Dentre os clássicos da sociologia, Weber foi certamente aquele que mais contribuiu para a temática do racionalismo ocidental. Seja no plano dos processos de racionalização da organização ou do sistema social, seja no plano da racionalização das instituições ou das esferas culturais. Pode-se dizer que se, para Weber, o desenvolvimento de todas as formas de organização social estava associado a processos de racionalização, isto era verdade também para o que ele chamava de comunidades políticas, as quais, na nossa contemporaneidade, se expressam na forma do Estado-Nação. No ocidente, a racionalização das comunidades políticas veio desembocar nas democracias liberais modernas, as quais se caracterizam pela defesa de princípios de justiça que tem como foco os direitos individuais dos cidadãos, e são críticas a qualquer tentativa de se associar a identidade política da comunidade a valores não universalizáveis.
Como é bem sabido, apesar de identificar estes processos de racionalização com as idéias de desenvolvimento, complexificação e autonomização (das esferas culturais), Weber não deixava de ser crítico em relação a estes processos e seu diagnóstico da modernidade era algo sombrio. De um lado, identificava uma perda de liberdade nos processos de burocratização, que acompanhavam e permitiam o desenvolvimento de níveis cada vez mais complexos de organização social, na medida em que a ação racional deixava de ser dirigida pela avaliação de indivíduos autônomos orientados por princípios e/ou valores, para satisfazer aos imperativos das organizações (Habermas 1984:352). De outro lado, identificava nos processos de secularização ou de desencantamento das visões de mundo, e na conseqüente diferenciação/autonomização das esferas culturais de valor, uma perda de significado que ameaçava a integração social (Habermas 1984:350).2
No que se segue, procurar-se-á discutir, através da análise das demandas de reconhecimento do Quebec, assim como expressas no modelo de comunidade política que encontra maior respaldo entre a população quebequense, até que ponto esta dissociação entre direitos e valores ou entre valores universais e locais permite o desenvolvimento de níveis satisfatórios de integração social. Isto é, especialmente no contexto das dificuldades encontradas pelas democracias liberais modernas para lidar com as demandas de reconhecimento de que fala Charles Taylor (1994) — as quais têm se constituído numa das principais reivindicações políticas na atualidade — e que talvez pudéssemos associar a uma tentativa de combater, no âmbito das comunidades políticas, a perda de significado indicada por Weber em seu diagnóstico da modernidade. Assim, apresentarei inicialmente a definição de Weber da noção de comunidade política, chamando atenção para algumas de suas principais características, para depois fazer uma breve exposição do conceito de cultura pública comum, e introduzir a discussão sobre o Quebec.

→ Linhas de dados
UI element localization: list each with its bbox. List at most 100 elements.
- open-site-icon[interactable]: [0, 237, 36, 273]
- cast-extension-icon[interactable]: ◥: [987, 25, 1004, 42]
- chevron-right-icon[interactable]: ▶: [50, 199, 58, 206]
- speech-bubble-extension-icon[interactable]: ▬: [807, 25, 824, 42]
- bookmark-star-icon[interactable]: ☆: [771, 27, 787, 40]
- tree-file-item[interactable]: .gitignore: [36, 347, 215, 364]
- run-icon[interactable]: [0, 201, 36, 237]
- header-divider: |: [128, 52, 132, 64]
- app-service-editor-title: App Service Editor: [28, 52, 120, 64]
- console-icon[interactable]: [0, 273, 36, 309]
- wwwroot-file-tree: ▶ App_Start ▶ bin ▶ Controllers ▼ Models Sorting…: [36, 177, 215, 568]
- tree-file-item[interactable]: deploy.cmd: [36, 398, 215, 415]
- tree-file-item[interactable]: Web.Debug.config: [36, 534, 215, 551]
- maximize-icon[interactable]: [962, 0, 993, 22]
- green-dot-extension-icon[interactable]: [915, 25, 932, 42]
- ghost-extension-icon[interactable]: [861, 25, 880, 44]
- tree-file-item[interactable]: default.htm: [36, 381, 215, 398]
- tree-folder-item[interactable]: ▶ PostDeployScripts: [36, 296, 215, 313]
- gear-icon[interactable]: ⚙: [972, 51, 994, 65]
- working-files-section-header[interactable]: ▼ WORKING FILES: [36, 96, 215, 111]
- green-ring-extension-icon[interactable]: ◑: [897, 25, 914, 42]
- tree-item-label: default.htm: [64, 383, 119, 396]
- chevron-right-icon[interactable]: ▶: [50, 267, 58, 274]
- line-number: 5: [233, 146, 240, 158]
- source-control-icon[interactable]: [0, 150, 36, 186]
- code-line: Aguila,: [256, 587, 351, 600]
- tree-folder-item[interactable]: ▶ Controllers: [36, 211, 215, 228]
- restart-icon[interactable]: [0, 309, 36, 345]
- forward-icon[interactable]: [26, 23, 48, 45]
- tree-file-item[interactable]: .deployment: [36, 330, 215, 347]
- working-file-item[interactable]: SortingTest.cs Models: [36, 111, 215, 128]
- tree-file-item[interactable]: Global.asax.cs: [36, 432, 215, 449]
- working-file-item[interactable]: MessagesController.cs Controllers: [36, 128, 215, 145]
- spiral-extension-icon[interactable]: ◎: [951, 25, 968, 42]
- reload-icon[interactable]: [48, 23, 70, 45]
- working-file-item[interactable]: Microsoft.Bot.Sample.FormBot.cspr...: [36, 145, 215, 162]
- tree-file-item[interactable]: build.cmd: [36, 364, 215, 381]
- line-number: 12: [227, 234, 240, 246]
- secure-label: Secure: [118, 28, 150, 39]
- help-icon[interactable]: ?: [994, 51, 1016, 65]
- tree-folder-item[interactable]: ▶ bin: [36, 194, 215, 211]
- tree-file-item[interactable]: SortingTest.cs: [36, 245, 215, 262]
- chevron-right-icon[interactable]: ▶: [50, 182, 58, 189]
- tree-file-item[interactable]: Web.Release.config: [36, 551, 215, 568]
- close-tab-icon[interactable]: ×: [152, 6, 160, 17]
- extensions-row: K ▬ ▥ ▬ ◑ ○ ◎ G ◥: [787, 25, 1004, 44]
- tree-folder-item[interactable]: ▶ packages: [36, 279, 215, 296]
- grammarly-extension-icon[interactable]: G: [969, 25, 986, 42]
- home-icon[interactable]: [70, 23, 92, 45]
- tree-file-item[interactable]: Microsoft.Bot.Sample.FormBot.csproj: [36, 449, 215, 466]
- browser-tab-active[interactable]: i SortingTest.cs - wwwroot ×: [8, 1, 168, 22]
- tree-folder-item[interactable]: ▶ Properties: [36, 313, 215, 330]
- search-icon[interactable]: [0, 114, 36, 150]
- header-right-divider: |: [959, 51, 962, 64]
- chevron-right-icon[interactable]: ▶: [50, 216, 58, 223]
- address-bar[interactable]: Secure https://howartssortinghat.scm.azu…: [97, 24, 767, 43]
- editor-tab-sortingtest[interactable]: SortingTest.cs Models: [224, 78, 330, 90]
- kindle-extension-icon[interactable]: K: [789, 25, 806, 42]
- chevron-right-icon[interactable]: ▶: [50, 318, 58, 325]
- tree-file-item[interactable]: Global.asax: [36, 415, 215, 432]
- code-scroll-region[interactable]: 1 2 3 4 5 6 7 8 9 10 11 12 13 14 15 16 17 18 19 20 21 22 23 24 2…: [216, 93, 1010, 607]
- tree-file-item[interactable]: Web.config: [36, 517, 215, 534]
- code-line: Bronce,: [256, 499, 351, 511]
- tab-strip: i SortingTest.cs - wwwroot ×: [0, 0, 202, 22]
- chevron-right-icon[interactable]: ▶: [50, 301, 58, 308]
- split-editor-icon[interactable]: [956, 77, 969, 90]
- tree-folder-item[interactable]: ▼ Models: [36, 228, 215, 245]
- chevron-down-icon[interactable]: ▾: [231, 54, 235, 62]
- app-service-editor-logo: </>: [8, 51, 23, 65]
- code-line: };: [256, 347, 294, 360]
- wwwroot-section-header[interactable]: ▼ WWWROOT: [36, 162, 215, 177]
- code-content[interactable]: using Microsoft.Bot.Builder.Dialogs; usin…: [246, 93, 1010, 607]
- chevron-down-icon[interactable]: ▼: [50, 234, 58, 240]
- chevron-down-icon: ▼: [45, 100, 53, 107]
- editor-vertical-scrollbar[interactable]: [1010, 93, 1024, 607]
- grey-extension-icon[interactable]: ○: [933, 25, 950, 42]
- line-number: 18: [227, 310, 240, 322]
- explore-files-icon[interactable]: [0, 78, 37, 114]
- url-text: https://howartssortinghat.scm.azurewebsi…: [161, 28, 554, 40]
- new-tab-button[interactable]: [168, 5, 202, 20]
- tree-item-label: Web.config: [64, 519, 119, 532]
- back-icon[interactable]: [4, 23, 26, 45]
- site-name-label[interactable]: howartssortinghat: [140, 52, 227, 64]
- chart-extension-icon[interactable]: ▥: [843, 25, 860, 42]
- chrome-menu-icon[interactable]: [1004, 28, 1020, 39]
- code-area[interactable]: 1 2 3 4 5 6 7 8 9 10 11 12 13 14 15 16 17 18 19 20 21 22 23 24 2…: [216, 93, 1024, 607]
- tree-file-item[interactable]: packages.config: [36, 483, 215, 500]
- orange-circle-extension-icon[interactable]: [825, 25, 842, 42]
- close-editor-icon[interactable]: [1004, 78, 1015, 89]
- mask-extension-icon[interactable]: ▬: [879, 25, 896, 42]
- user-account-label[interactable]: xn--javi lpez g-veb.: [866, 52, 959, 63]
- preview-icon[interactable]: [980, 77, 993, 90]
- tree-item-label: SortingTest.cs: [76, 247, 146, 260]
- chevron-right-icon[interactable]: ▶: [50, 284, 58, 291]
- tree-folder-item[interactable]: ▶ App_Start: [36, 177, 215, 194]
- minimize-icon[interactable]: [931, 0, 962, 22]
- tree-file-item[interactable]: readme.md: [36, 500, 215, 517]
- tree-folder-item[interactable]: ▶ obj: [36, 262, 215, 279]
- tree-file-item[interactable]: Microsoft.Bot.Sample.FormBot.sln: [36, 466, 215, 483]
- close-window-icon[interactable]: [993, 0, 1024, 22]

→ O que se pede
1. Segundo o texto sobre Weber, por que os processos de burocratização traziam uma perda de liberdade? Responda em uma a três frases.
2. Dê prosseguimento ao texto sobre Weber a partir da sua última frase.
O material não tem relação com o texto sobre Weber.

→ Respostas do exercício
1. Com a burocratização, a ação racional deixava de ser dirigida pela avaliação de indivíduos autônomos orientados por princípios e/ou valores. Ela passava a atender aos imperativos das organizações.

2.
Em Economia e Sociedade, obra que reúne suas principais contribuições teóricoconceptuais, Weber apresenta a seguinte definição para a noção de comunidade política : "uma comunidade cuja ação social é dirigida para a subordinação de um território e da conduta das pessoas dentro dele à dominação ordeira por parte dos participantes, através da disposição de recorrer a força física, incluindo normalmente a força das armas." (1978:901) Além de dominar um território e de manter o controle sobre a conduta de seus habitantes, mesmo que tenha que fazer uso da força física para tal, uma comunidade política se caracterizaria ainda pela capacidade de regulação das interações entre seus membros, em sentido amplo, não se restringindo às ações ou práticas sociais voltadas apenas para a realização de seus interesses econômicos (Idem:902). Na mesma direção, a referência ao caráter ordeiro da dominação chama atenção para a importância do reconhecimento da autoridade ou da legitimidade das relações de poder constituídas.3 Em outras palavras, as comunidades políticas se caracterizariam também pelo cultivo de valores e peculiaridades culturais partilhadas entre seus habitantes (e.g., símbolos nacionais), assim como pelo sentimento de solidariedade e, porque não, por uma identidade compartilhada.
Contudo, o processo de racionalização das instituições políticas típicas das democracias liberais modernas — num contexto de grande diferenciação social e de crescente diversidade cultural — provocou um distanciamento de tal ordem entre o arcabouço políticoinstitucional destas democracias, e as formas de vida específicas que lhes dão substância, que teria tornado difícil concebê-las como comunidades políticas em termos weberianos. Isto é, como unidades políticas que tenham uma identidade cultural definida, ou que compartilhem uma doutrina religiosa, filosófica ou moral determinada. De certo modo, é por esta razão que autores como Rawls preferem falar em sociedades políticas (1993:40-43), deixando de lado a noção de comunidade. De toda maneira, como a definição de unidade política, mesmo quando aplicada de forma restrita apenas às democracias constitucionais modernas, continua demandando algum tipo de articulação entre princípios e valores, concepções de organização política estritamente formais ou procedimentais não dão conta do problema. Pois é exatamente neste contexto que noções como a de cultura pública comum tomam corpo e ganham espaço no debate conceptual.